** Data supplied **
--- START ---
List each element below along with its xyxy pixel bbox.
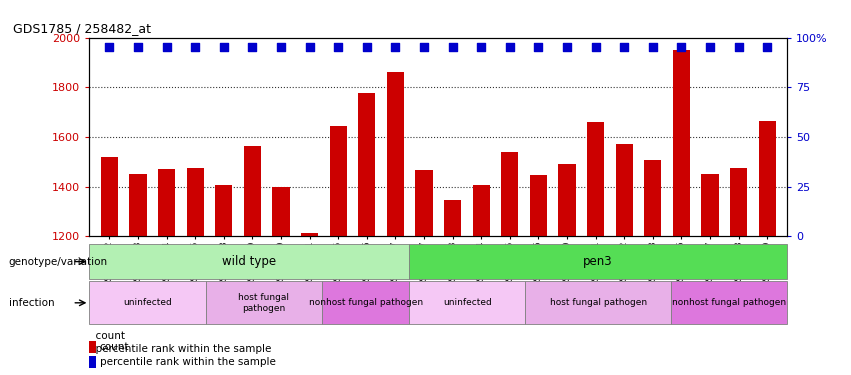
Bar — [129, 174, 146, 236]
Bar — [206, 281, 322, 324]
Bar — [100, 157, 118, 236]
Bar — [701, 174, 718, 236]
Bar — [158, 169, 175, 236]
Text: percentile rank within the sample: percentile rank within the sample — [100, 357, 276, 367]
Point — [474, 45, 488, 51]
Bar — [322, 281, 409, 324]
Text: uninfected: uninfected — [443, 298, 492, 307]
Text: uninfected: uninfected — [123, 298, 172, 307]
Text: host fungal
pathogen: host fungal pathogen — [238, 293, 289, 312]
Point — [274, 45, 288, 51]
Point — [560, 45, 574, 51]
Point — [360, 45, 374, 51]
Bar — [472, 185, 489, 236]
Bar — [387, 72, 404, 236]
Bar — [415, 170, 432, 236]
Bar — [758, 121, 776, 236]
Bar — [89, 244, 409, 279]
Text: nonhost fungal pathogen: nonhost fungal pathogen — [309, 298, 423, 307]
Point — [646, 45, 660, 51]
Bar — [329, 126, 346, 236]
Bar — [730, 168, 747, 236]
Title: GDS1785 / 258482_at: GDS1785 / 258482_at — [14, 22, 151, 35]
Bar — [409, 281, 525, 324]
Point — [246, 45, 260, 51]
Bar — [615, 144, 633, 236]
Point — [703, 45, 717, 51]
Bar — [358, 93, 375, 236]
Text: count: count — [89, 331, 125, 340]
Bar — [587, 122, 604, 236]
Point — [732, 45, 745, 51]
Point — [675, 45, 688, 51]
Point — [217, 45, 231, 51]
Text: percentile rank within the sample: percentile rank within the sample — [89, 344, 271, 354]
Bar — [673, 50, 690, 236]
Bar — [671, 281, 787, 324]
Bar — [501, 152, 518, 236]
Text: nonhost fungal pathogen: nonhost fungal pathogen — [672, 298, 786, 307]
Point — [417, 45, 431, 51]
Point — [617, 45, 631, 51]
Point — [532, 45, 545, 51]
Text: genotype/variation: genotype/variation — [9, 256, 107, 267]
Point — [331, 45, 345, 51]
Bar — [215, 185, 232, 236]
Point — [103, 45, 117, 51]
Text: wild type: wild type — [222, 255, 277, 268]
Bar — [186, 168, 203, 236]
Text: host fungal pathogen: host fungal pathogen — [550, 298, 647, 307]
Bar — [558, 164, 575, 236]
Bar — [272, 187, 289, 236]
Bar — [89, 281, 206, 324]
Text: count: count — [100, 342, 129, 352]
Point — [160, 45, 174, 51]
Point — [303, 45, 317, 51]
Text: pen3: pen3 — [584, 255, 613, 268]
Point — [446, 45, 460, 51]
Text: infection: infection — [9, 298, 54, 308]
Bar — [444, 200, 461, 236]
Point — [188, 45, 202, 51]
Bar — [530, 176, 547, 236]
Bar — [644, 160, 661, 236]
Point — [589, 45, 603, 51]
Bar — [243, 146, 261, 236]
Bar — [301, 232, 318, 236]
Point — [131, 45, 145, 51]
Point — [503, 45, 517, 51]
Bar — [89, 356, 96, 368]
Point — [389, 45, 403, 51]
Bar — [89, 341, 96, 352]
Point — [760, 45, 774, 51]
Bar — [525, 281, 671, 324]
Bar — [409, 244, 787, 279]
--- END ---
Every line in the records is to be retyped exactly as it stands; the pictures stay out.

** Solution **
List each element below along with its xyxy pixel bbox.
Bar — [129, 174, 146, 236]
Bar — [206, 281, 322, 324]
Bar — [100, 157, 118, 236]
Bar — [701, 174, 718, 236]
Bar — [158, 169, 175, 236]
Text: percentile rank within the sample: percentile rank within the sample — [100, 357, 276, 367]
Point — [474, 45, 488, 51]
Bar — [322, 281, 409, 324]
Text: uninfected: uninfected — [443, 298, 492, 307]
Text: uninfected: uninfected — [123, 298, 172, 307]
Text: host fungal
pathogen: host fungal pathogen — [238, 293, 289, 312]
Point — [274, 45, 288, 51]
Point — [560, 45, 574, 51]
Point — [360, 45, 374, 51]
Bar — [472, 185, 489, 236]
Bar — [387, 72, 404, 236]
Bar — [415, 170, 432, 236]
Bar — [758, 121, 776, 236]
Bar — [89, 244, 409, 279]
Text: nonhost fungal pathogen: nonhost fungal pathogen — [309, 298, 423, 307]
Point — [646, 45, 660, 51]
Bar — [329, 126, 346, 236]
Bar — [730, 168, 747, 236]
Title: GDS1785 / 258482_at: GDS1785 / 258482_at — [14, 22, 151, 35]
Bar — [409, 281, 525, 324]
Point — [246, 45, 260, 51]
Bar — [615, 144, 633, 236]
Point — [703, 45, 717, 51]
Bar — [358, 93, 375, 236]
Text: count: count — [89, 331, 125, 340]
Bar — [587, 122, 604, 236]
Point — [732, 45, 745, 51]
Point — [675, 45, 688, 51]
Point — [217, 45, 231, 51]
Text: percentile rank within the sample: percentile rank within the sample — [89, 344, 271, 354]
Bar — [673, 50, 690, 236]
Bar — [671, 281, 787, 324]
Bar — [501, 152, 518, 236]
Text: nonhost fungal pathogen: nonhost fungal pathogen — [672, 298, 786, 307]
Point — [417, 45, 431, 51]
Point — [617, 45, 631, 51]
Point — [532, 45, 545, 51]
Text: genotype/variation: genotype/variation — [9, 256, 107, 267]
Point — [331, 45, 345, 51]
Bar — [215, 185, 232, 236]
Point — [103, 45, 117, 51]
Text: wild type: wild type — [222, 255, 277, 268]
Bar — [186, 168, 203, 236]
Text: host fungal pathogen: host fungal pathogen — [550, 298, 647, 307]
Bar — [558, 164, 575, 236]
Bar — [272, 187, 289, 236]
Bar — [89, 281, 206, 324]
Text: count: count — [100, 342, 129, 352]
Point — [160, 45, 174, 51]
Point — [303, 45, 317, 51]
Text: pen3: pen3 — [584, 255, 613, 268]
Point — [446, 45, 460, 51]
Text: infection: infection — [9, 298, 54, 308]
Bar — [444, 200, 461, 236]
Point — [188, 45, 202, 51]
Bar — [530, 176, 547, 236]
Bar — [644, 160, 661, 236]
Point — [589, 45, 603, 51]
Bar — [243, 146, 261, 236]
Bar — [301, 232, 318, 236]
Point — [131, 45, 145, 51]
Point — [503, 45, 517, 51]
Bar — [89, 356, 96, 368]
Point — [389, 45, 403, 51]
Bar — [89, 341, 96, 352]
Point — [760, 45, 774, 51]
Bar — [525, 281, 671, 324]
Bar — [409, 244, 787, 279]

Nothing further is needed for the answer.